(Collected data)
>> Start
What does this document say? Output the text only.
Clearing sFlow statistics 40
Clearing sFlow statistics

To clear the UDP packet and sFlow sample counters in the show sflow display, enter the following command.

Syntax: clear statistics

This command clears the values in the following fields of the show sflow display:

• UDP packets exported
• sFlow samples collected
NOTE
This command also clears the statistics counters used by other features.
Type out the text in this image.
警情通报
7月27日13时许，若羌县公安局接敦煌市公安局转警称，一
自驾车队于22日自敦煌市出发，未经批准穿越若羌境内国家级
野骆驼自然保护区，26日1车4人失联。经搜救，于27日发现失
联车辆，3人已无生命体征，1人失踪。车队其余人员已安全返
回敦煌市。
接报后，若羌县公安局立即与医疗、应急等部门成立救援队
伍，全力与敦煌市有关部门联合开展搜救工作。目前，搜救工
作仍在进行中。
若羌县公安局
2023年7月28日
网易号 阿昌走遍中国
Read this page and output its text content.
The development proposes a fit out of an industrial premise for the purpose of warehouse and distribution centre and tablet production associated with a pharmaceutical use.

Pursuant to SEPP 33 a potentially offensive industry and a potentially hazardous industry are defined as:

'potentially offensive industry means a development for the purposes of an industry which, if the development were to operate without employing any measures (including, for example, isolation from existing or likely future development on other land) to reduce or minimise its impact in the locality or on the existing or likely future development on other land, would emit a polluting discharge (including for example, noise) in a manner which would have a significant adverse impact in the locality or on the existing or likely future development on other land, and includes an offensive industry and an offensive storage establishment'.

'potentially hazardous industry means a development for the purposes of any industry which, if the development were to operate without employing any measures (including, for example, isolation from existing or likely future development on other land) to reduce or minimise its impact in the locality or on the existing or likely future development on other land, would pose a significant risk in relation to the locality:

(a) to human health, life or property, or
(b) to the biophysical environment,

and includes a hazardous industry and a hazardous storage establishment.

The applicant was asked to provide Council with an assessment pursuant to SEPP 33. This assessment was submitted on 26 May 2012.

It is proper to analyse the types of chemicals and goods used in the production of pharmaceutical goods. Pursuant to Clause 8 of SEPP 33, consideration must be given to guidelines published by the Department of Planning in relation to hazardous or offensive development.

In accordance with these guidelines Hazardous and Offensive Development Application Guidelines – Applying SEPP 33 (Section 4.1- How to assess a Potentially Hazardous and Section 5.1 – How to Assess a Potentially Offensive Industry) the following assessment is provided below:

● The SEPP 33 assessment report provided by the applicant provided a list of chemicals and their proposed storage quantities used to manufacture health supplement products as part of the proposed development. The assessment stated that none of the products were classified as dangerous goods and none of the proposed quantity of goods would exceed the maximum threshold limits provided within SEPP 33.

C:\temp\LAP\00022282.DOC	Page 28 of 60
>> End
What is being asked: Repeat the data above, word for word.

Response to this exercise:
What does this document say? Output the text only.
Clearing sFlow statistics 40
Clearing sFlow statistics

To clear the UDP packet and sFlow sample counters in the show sflow display, enter the following command.

Syntax: clear statistics

This command clears the values in the following fields of the show sflow display:

• UDP packets exported
• sFlow samples collected
NOTE
This command also clears the statistics counters used by other features.
Type out the text in this image.
警情通报
7月27日13时许，若羌县公安局接敦煌市公安局转警称，一
自驾车队于22日自敦煌市出发，未经批准穿越若羌境内国家级
野骆驼自然保护区，26日1车4人失联。经搜救，于27日发现失
联车辆，3人已无生命体征，1人失踪。车队其余人员已安全返
回敦煌市。
接报后，若羌县公安局立即与医疗、应急等部门成立救援队
伍，全力与敦煌市有关部门联合开展搜救工作。目前，搜救工
作仍在进行中。
若羌县公安局
2023年7月28日
网易号 阿昌走遍中国
Read this page and output its text content.
The development proposes a fit out of an industrial premise for the purpose of warehouse and distribution centre and tablet production associated with a pharmaceutical use.

Pursuant to SEPP 33 a potentially offensive industry and a potentially hazardous industry are defined as:

'potentially offensive industry means a development for the purposes of an industry which, if the development were to operate without employing any measures (including, for example, isolation from existing or likely future development on other land) to reduce or minimise its impact in the locality or on the existing or likely future development on other land, would emit a polluting discharge (including for example, noise) in a manner which would have a significant adverse impact in the locality or on the existing or likely future development on other land, and includes an offensive industry and an offensive storage establishment'.

'potentially hazardous industry means a development for the purposes of any industry which, if the development were to operate without employing any measures (including, for example, isolation from existing or likely future development on other land) to reduce or minimise its impact in the locality or on the existing or likely future development on other land, would pose a significant risk in relation to the locality:

(a) to human health, life or property, or
(b) to the biophysical environment,

and includes a hazardous industry and a hazardous storage establishment.

The applicant was asked to provide Council with an assessment pursuant to SEPP 33. This assessment was submitted on 26 May 2012.

It is proper to analyse the types of chemicals and goods used in the production of pharmaceutical goods. Pursuant to Clause 8 of SEPP 33, consideration must be given to guidelines published by the Department of Planning in relation to hazardous or offensive development.

In accordance with these guidelines Hazardous and Offensive Development Application Guidelines – Applying SEPP 33 (Section 4.1- How to assess a Potentially Hazardous and Section 5.1 – How to Assess a Potentially Offensive Industry) the following assessment is provided below:

● The SEPP 33 assessment report provided by the applicant provided a list of chemicals and their proposed storage quantities used to manufacture health supplement products as part of the proposed development. The assessment stated that none of the products were classified as dangerous goods and none of the proposed quantity of goods would exceed the maximum threshold limits provided within SEPP 33.

C:\temp\LAP\00022282.DOC	Page 28 of 60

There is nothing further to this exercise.